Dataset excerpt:
-=-=-=-=-
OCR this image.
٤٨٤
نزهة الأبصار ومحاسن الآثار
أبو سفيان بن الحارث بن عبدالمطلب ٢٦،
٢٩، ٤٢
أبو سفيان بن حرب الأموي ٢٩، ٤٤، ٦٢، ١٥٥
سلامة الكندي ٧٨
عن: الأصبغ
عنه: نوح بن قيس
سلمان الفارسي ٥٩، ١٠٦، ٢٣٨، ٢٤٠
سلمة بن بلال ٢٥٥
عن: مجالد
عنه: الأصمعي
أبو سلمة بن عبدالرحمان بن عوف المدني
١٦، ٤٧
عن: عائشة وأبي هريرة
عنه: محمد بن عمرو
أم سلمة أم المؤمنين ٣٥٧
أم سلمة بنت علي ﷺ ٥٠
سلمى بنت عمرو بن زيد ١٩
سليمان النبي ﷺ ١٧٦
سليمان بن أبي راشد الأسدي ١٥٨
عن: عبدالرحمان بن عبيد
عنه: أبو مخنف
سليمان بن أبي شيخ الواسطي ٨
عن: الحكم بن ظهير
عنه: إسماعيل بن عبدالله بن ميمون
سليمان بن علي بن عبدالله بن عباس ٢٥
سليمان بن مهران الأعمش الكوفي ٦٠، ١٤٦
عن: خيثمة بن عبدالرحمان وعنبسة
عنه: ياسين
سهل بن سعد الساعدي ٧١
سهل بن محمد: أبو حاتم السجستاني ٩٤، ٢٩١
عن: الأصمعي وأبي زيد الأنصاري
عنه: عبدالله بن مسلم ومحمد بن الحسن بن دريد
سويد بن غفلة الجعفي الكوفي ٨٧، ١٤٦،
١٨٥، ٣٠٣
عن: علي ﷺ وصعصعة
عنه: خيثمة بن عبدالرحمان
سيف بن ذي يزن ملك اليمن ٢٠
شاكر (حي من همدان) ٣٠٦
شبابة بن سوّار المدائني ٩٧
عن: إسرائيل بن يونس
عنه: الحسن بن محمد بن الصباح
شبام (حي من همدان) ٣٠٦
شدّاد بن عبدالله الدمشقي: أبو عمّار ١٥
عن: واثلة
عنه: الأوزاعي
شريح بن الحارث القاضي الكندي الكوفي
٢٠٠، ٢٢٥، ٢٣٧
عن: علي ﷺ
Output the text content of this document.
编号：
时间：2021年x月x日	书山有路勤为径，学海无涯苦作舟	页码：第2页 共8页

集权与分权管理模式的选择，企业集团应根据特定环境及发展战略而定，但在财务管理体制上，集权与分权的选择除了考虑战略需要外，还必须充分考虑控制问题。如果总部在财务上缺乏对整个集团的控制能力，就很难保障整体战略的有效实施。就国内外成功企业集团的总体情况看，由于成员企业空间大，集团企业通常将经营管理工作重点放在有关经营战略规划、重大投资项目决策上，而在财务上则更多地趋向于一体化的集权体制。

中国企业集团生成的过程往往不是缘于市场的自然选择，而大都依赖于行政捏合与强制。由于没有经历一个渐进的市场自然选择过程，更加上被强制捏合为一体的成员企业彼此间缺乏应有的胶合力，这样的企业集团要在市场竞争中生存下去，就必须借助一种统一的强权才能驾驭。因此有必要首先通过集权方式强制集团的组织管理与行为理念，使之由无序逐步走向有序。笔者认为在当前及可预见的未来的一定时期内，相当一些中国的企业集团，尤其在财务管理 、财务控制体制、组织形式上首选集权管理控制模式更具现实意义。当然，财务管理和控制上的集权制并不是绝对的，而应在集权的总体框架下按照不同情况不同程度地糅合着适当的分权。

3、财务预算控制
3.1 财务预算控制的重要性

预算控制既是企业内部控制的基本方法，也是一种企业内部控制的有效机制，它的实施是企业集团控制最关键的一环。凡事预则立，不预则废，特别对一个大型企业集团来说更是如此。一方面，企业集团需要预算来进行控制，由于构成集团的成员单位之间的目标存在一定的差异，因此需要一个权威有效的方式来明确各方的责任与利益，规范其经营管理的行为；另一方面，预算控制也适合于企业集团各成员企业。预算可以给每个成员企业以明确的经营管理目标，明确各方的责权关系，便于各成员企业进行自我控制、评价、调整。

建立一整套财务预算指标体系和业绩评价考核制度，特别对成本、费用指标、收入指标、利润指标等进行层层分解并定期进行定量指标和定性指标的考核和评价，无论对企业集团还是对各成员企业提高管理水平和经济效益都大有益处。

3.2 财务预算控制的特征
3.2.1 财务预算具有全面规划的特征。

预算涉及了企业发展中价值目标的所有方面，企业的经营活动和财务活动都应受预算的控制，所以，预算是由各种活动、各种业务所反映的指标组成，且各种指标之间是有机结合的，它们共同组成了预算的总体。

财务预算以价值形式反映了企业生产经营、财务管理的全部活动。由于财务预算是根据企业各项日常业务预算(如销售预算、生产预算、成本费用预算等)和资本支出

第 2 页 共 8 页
-=-=-=-=-
Aim: Recopy all the lines exactly as they appear.

Correct result:
OCR this image.
٤٨٤
نزهة الأبصار ومحاسن الآثار
أبو سفيان بن الحارث بن عبدالمطلب ٢٦،
٢٩، ٤٢
أبو سفيان بن حرب الأموي ٢٩، ٤٤، ٦٢، ١٥٥
سلامة الكندي ٧٨
عن: الأصبغ
عنه: نوح بن قيس
سلمان الفارسي ٥٩، ١٠٦، ٢٣٨، ٢٤٠
سلمة بن بلال ٢٥٥
عن: مجالد
عنه: الأصمعي
أبو سلمة بن عبدالرحمان بن عوف المدني
١٦، ٤٧
عن: عائشة وأبي هريرة
عنه: محمد بن عمرو
أم سلمة أم المؤمنين ٣٥٧
أم سلمة بنت علي ﷺ ٥٠
سلمى بنت عمرو بن زيد ١٩
سليمان النبي ﷺ ١٧٦
سليمان بن أبي راشد الأسدي ١٥٨
عن: عبدالرحمان بن عبيد
عنه: أبو مخنف
سليمان بن أبي شيخ الواسطي ٨
عن: الحكم بن ظهير
عنه: إسماعيل بن عبدالله بن ميمون
سليمان بن علي بن عبدالله بن عباس ٢٥
سليمان بن مهران الأعمش الكوفي ٦٠، ١٤٦
عن: خيثمة بن عبدالرحمان وعنبسة
عنه: ياسين
سهل بن سعد الساعدي ٧١
سهل بن محمد: أبو حاتم السجستاني ٩٤، ٢٩١
عن: الأصمعي وأبي زيد الأنصاري
عنه: عبدالله بن مسلم ومحمد بن الحسن بن دريد
سويد بن غفلة الجعفي الكوفي ٨٧، ١٤٦،
١٨٥، ٣٠٣
عن: علي ﷺ وصعصعة
عنه: خيثمة بن عبدالرحمان
سيف بن ذي يزن ملك اليمن ٢٠
شاكر (حي من همدان) ٣٠٦
شبابة بن سوّار المدائني ٩٧
عن: إسرائيل بن يونس
عنه: الحسن بن محمد بن الصباح
شبام (حي من همدان) ٣٠٦
شدّاد بن عبدالله الدمشقي: أبو عمّار ١٥
عن: واثلة
عنه: الأوزاعي
شريح بن الحارث القاضي الكندي الكوفي
٢٠٠، ٢٢٥، ٢٣٧
عن: علي ﷺ
Output the text content of this document.
编号：
时间：2021年x月x日	书山有路勤为径，学海无涯苦作舟	页码：第2页 共8页

集权与分权管理模式的选择，企业集团应根据特定环境及发展战略而定，但在财务管理体制上，集权与分权的选择除了考虑战略需要外，还必须充分考虑控制问题。如果总部在财务上缺乏对整个集团的控制能力，就很难保障整体战略的有效实施。就国内外成功企业集团的总体情况看，由于成员企业空间大，集团企业通常将经营管理工作重点放在有关经营战略规划、重大投资项目决策上，而在财务上则更多地趋向于一体化的集权体制。

中国企业集团生成的过程往往不是缘于市场的自然选择，而大都依赖于行政捏合与强制。由于没有经历一个渐进的市场自然选择过程，更加上被强制捏合为一体的成员企业彼此间缺乏应有的胶合力，这样的企业集团要在市场竞争中生存下去，就必须借助一种统一的强权才能驾驭。因此有必要首先通过集权方式强制集团的组织管理与行为理念，使之由无序逐步走向有序。笔者认为在当前及可预见的未来的一定时期内，相当一些中国的企业集团，尤其在财务管理 、财务控制体制、组织形式上首选集权管理控制模式更具现实意义。当然，财务管理和控制上的集权制并不是绝对的，而应在集权的总体框架下按照不同情况不同程度地糅合着适当的分权。

3、财务预算控制
3.1 财务预算控制的重要性

预算控制既是企业内部控制的基本方法，也是一种企业内部控制的有效机制，它的实施是企业集团控制最关键的一环。凡事预则立，不预则废，特别对一个大型企业集团来说更是如此。一方面，企业集团需要预算来进行控制，由于构成集团的成员单位之间的目标存在一定的差异，因此需要一个权威有效的方式来明确各方的责任与利益，规范其经营管理的行为；另一方面，预算控制也适合于企业集团各成员企业。预算可以给每个成员企业以明确的经营管理目标，明确各方的责权关系，便于各成员企业进行自我控制、评价、调整。

建立一整套财务预算指标体系和业绩评价考核制度，特别对成本、费用指标、收入指标、利润指标等进行层层分解并定期进行定量指标和定性指标的考核和评价，无论对企业集团还是对各成员企业提高管理水平和经济效益都大有益处。

3.2 财务预算控制的特征
3.2.1 财务预算具有全面规划的特征。

预算涉及了企业发展中价值目标的所有方面，企业的经营活动和财务活动都应受预算的控制，所以，预算是由各种活动、各种业务所反映的指标组成，且各种指标之间是有机结合的，它们共同组成了预算的总体。

财务预算以价值形式反映了企业生产经营、财务管理的全部活动。由于财务预算是根据企业各项日常业务预算(如销售预算、生产预算、成本费用预算等)和资本支出

第 2 页 共 8 页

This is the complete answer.